• [Arbeitsauftrag]: Nimm den Text zu den Kollektiv-Fahrzeugausweisen nach seinem letzten Satz auf und führe ihn weiter.

• [Ausgangstext]:
Gemäss Art. 74 Abs. 3 VZV sei ausdrücklich der Firmensitzkanton für die
Erteilung eines Kollektiv-Fahrzeugausweises zuständig. Auf den Ort der
Geschäftstätigkeit komme es nicht an. Der Kanton Luzern könne ihr somit
aufgrund des fehlenden Firmensitzes im Kantonsgebiet keinen
Kollektiv-Fahrzeugausweis ausstellen. Sie sei für den Fahrzeughandel aber auf
diesen und das Händlerschild angewiesen. Ein Entzug habe für sie schwerwiegende
logistische und finanzielle Folgen und gefährde ihre Geschäftstätigkeit.

2.3. Nach Art. 25 Abs. 2 lit. d SVG erlässt der Bundesrat Vorschriften über
Ausweise und Kontrollschilder, inbegriffen kurzfristig gültige für geprüfte
oder nicht geprüfte Motorfahrzeuge und Anhänger sowie für Unternehmen des
Motorfahrzeuggewerbes. Gestützt auf (unter anderem) diese Bestimmung hat der
Bundesrat die VVV erlassen, welche in den Art. 22 bis 26 die Abgabe von
Kollektiv-Fahrzeugausweisen und Händlerschilder regelt. Am 1. Juli 1992 ist die
VVV teilweise geändert worden, wobei es darum ging, die persönlichen und
sachlichen Voraussetzungen für die Erteilung von Kollektiv-Fahrzeugausweisen
mit Händlerschildern zu verschärfen (vgl. BGE 120 Ib 317 E. 2a S. 319; BGE 106
Ib 252 E. 2a S. 254). Während ein Fahrzeugausweis grundsätzlich für ein
bestimmtes immatrikuliertes Fahrzeug gilt, gestatten Kollektiv-Fahrzeugausweise
dem Inhaber, die dazugehörigen Kontrollschilder an verschiedenen Fahrzeugen
anzubringen, die nicht immatrikuliert und nicht amtlich geprüft sein müssen.

2.4. Gemäss Art. 23a Abs. 1 VVV sind Kollektiv-Fahrzeugausweise zu entziehen,
wenn die Voraussetzungen für die Erteilung nicht mehr erfüllt sind. Nach Art.
23 VVV werden Kollektiv-Fahrzeugausweise an Betriebe abgegeben, welche den
Anforderungen in Abs. 1 entsprechen. Danach sind unter anderem die im Anhang 4
aufgeführten (Mindest-) Voraussetzungen zu erfüllen. Unter Ziff. 3 dieses
Anhangs werden die Bedingungen für die Ausweiserteilung an einen
Fahrzeughandelsbetrieb geregelt. Dabei muss der Betrieb insbesondere über
ausreichende Räumlichkeiten (Raum für Fahrzeugaufbereitung und
Fahrzeugpräsentation von mindestens 50 m ^2 Fläche, Abstellplatz für mindestens
weitere zehn Fahrzeuge und Büro mit Telefon) und Betriebseinrichtungen
(Einrichtungen und Werkzeugsortiment für die Bereitstellung von Fahrzeugen,
Lift oder Grube, Batterieladegerät, Wagenheber, optisches Lichteinstellgerät,
typengeprüftes Abgasmessgerät) verfügen.

• [Bereitgestellte Daten]:
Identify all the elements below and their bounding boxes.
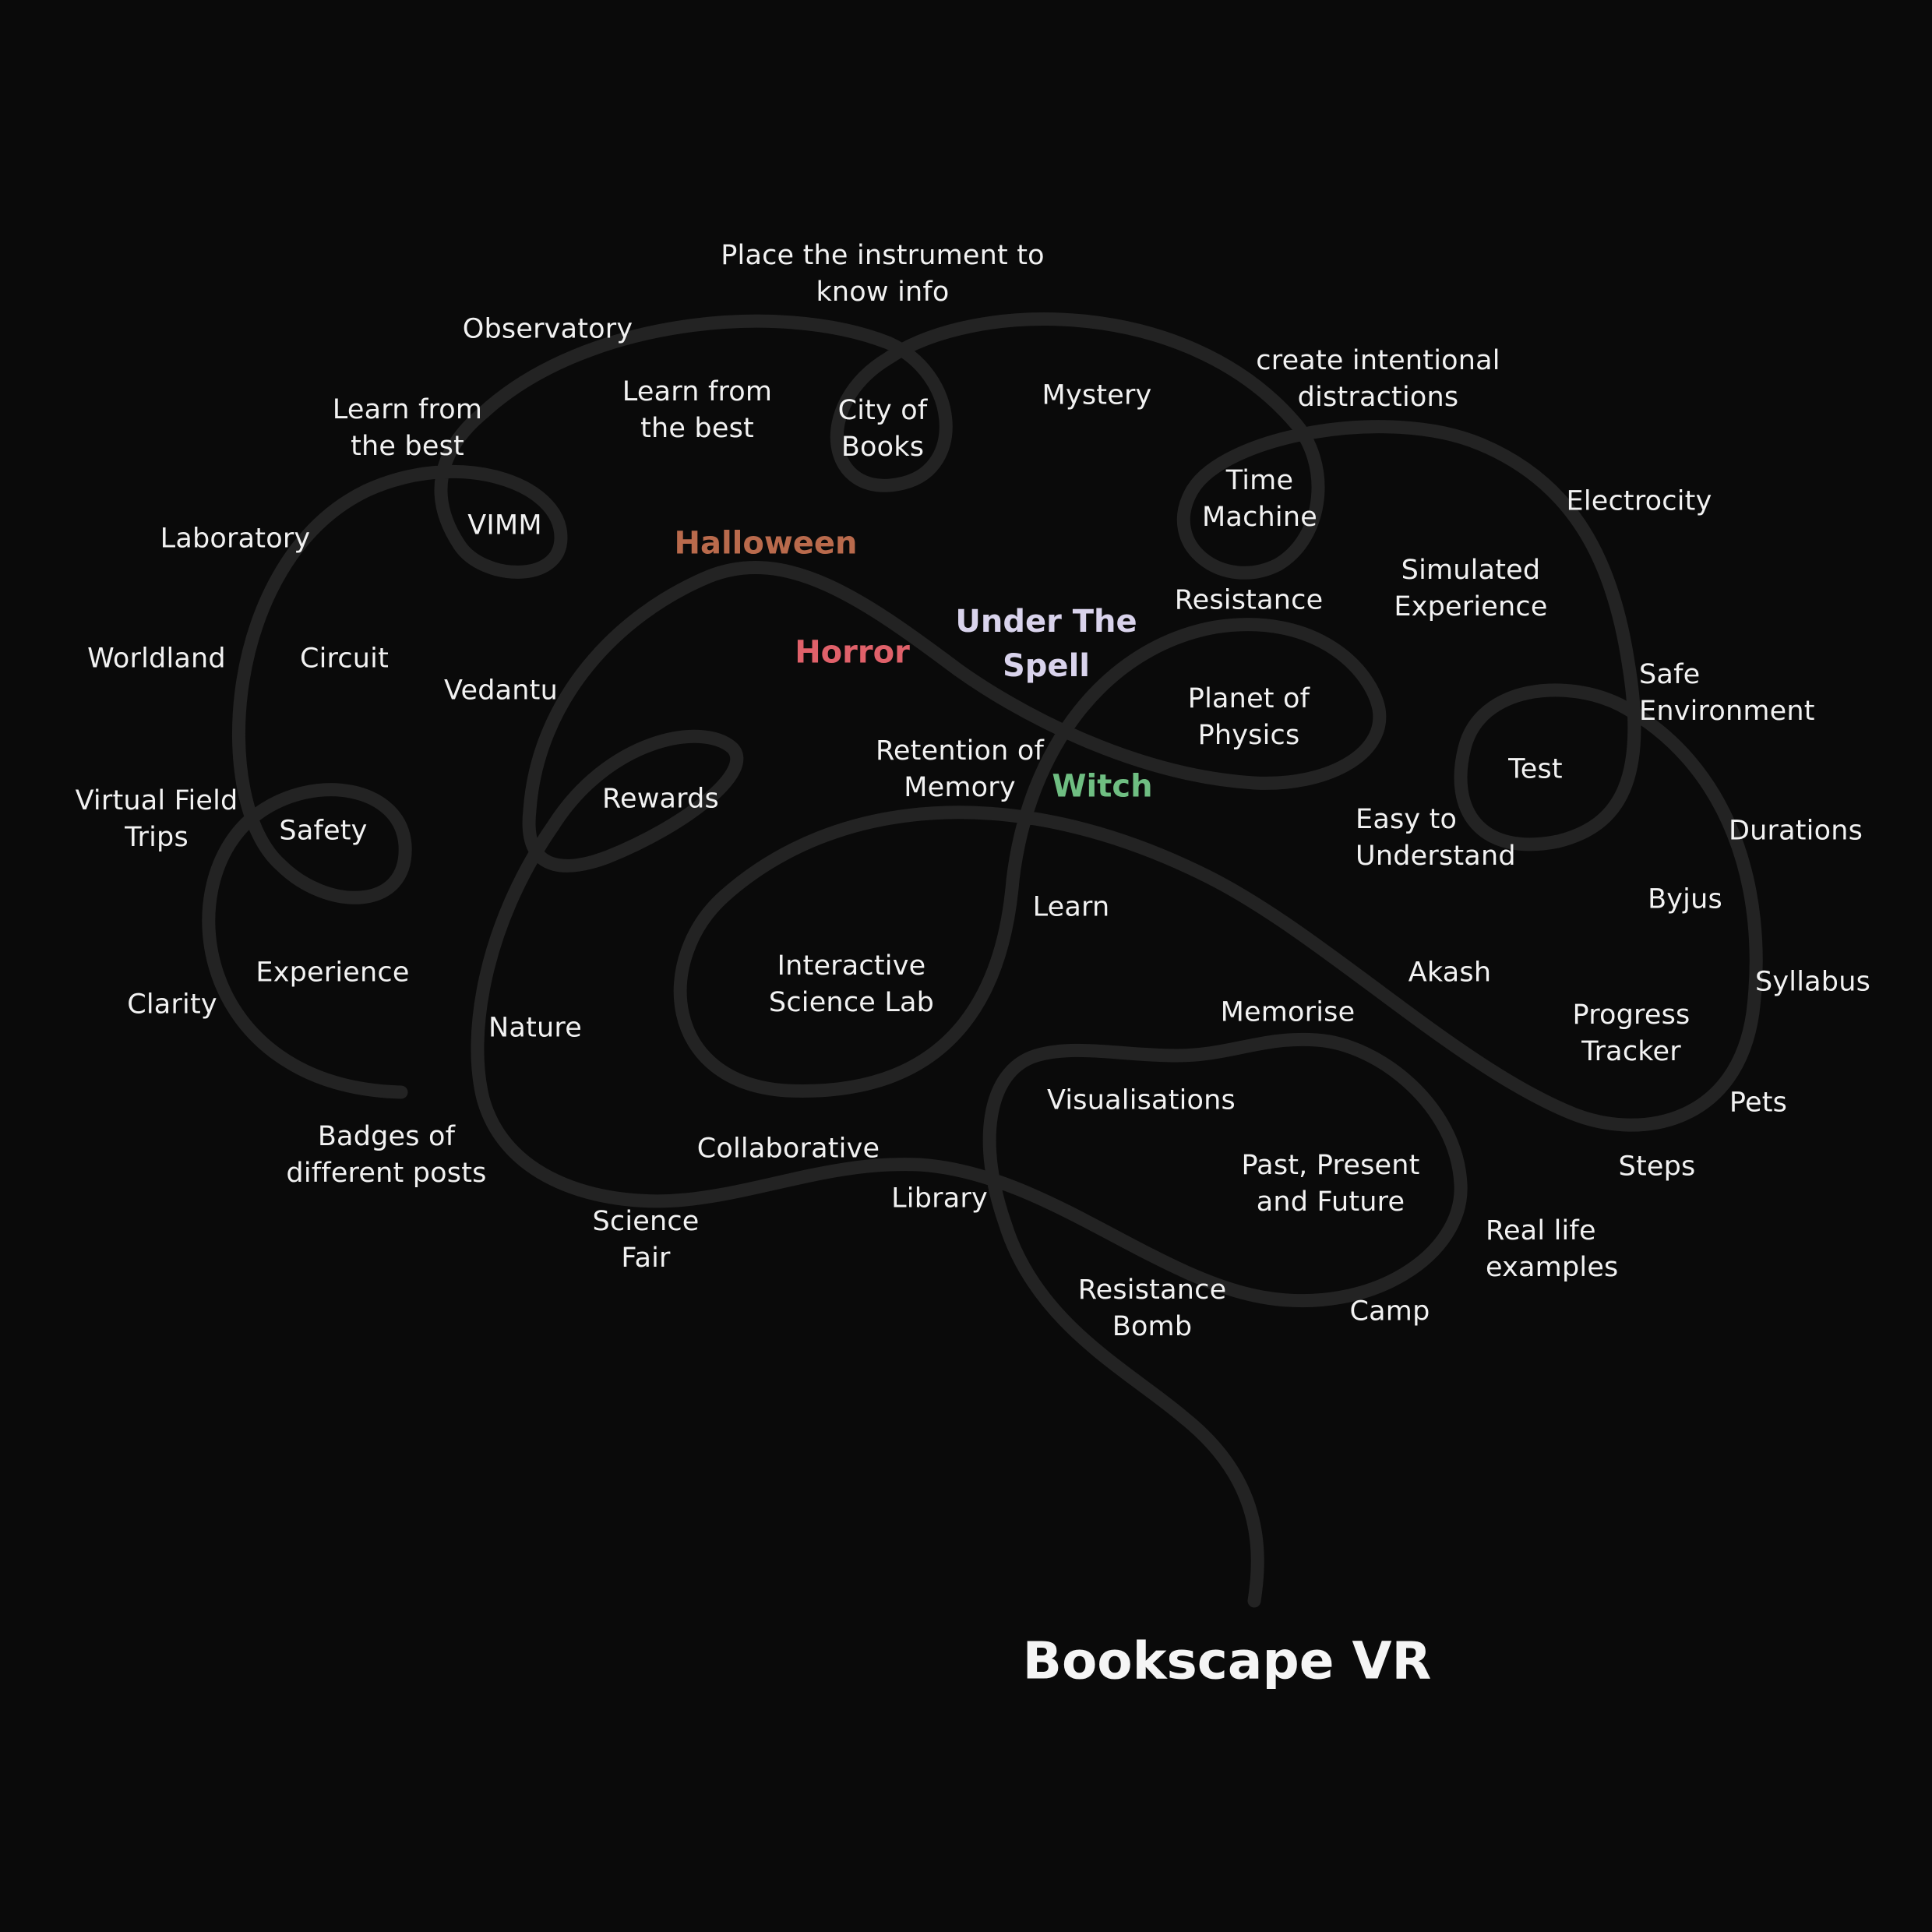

• [Ergebnis der Aufgabe]:
2.5. Die Beschwerdeführerin hat mit Schreiben vom 26. Juli 2014 bzw. in ihrer
Verwaltungsgerichtsbeschwerde vom 29. Juli 2014 darauf hingewiesen, dass die
bisher für den Autohandel am Firmensitz in Unterägeri benutzte Liegenschaft für
ihre Zwecke nicht mehr geeignet sei und sie deshalb die Vereinbarung über die
Geschäftsräumlichkeiten aufgehoben habe. Man sei nun auf der Suche nach besser
geeigneten Räumlichkeiten in der Gemeinde Unterägeri. Sobald ein entsprechender
Mietvertrag vorliege, werde dieser dem Strassenverkehrsamt zugeschickt.
Damit räumt die Beschwerdeführerin selber ein, dass sie die Voraussetzungen für
die Erteilung eines Kollektiv-Fahrzeugausweises aufgrund fehlender
Räumlichkeiten und Betriebseinrichtungen nicht mehr erfüllt. Ob diese am neuen
Standort an der Strasse W.________ in Unterägeri vorhanden sind, ist nicht
bekannt und auch nicht weiter massgeblich. Bereits aus der Verfügung vom 25.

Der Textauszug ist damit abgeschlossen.